▸ WHAT TO PRODUCE
Retype exactly the stretch of lines that begins at the line containing "Output the text content of this document." and ends at the last line of the data, with no other lines.
=== PROVIDED RECORDS ===
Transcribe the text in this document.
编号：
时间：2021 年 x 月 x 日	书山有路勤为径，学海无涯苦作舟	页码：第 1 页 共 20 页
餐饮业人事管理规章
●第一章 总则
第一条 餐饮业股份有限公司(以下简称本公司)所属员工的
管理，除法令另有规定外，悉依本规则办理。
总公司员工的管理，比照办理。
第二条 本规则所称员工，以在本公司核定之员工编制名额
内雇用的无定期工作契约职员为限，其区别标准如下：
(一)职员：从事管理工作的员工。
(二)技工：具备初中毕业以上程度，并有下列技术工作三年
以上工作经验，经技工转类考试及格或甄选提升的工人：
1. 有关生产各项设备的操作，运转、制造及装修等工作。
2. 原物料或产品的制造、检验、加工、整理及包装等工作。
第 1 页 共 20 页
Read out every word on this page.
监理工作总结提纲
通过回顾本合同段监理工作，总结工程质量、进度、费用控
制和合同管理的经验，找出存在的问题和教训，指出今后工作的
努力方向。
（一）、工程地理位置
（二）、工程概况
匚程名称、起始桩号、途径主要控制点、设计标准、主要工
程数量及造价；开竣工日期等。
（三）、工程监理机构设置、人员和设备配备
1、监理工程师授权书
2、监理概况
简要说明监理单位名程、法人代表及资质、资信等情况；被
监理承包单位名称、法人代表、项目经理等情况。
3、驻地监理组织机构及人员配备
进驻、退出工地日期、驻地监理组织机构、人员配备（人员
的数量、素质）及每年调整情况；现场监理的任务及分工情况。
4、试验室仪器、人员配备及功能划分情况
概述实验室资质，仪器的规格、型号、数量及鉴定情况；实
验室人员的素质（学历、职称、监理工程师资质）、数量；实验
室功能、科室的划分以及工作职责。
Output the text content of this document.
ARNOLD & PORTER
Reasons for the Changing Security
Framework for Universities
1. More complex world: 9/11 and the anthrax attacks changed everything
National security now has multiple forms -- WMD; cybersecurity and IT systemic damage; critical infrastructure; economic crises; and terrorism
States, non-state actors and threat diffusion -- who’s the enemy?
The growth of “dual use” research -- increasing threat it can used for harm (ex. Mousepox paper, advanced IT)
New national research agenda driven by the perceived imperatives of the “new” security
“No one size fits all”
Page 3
===
▸ EXERCISE OUTPUT
Output the text content of this document.
ARNOLD & PORTER
Reasons for the Changing Security
Framework for Universities
1. More complex world: 9/11 and the anthrax attacks changed everything
National security now has multiple forms -- WMD; cybersecurity and IT systemic damage; critical infrastructure; economic crises; and terrorism
States, non-state actors and threat diffusion -- who’s the enemy?
The growth of “dual use” research -- increasing threat it can used for harm (ex. Mousepox paper, advanced IT)
New national research agenda driven by the perceived imperatives of the “new” security
“No one size fits all”
Page 3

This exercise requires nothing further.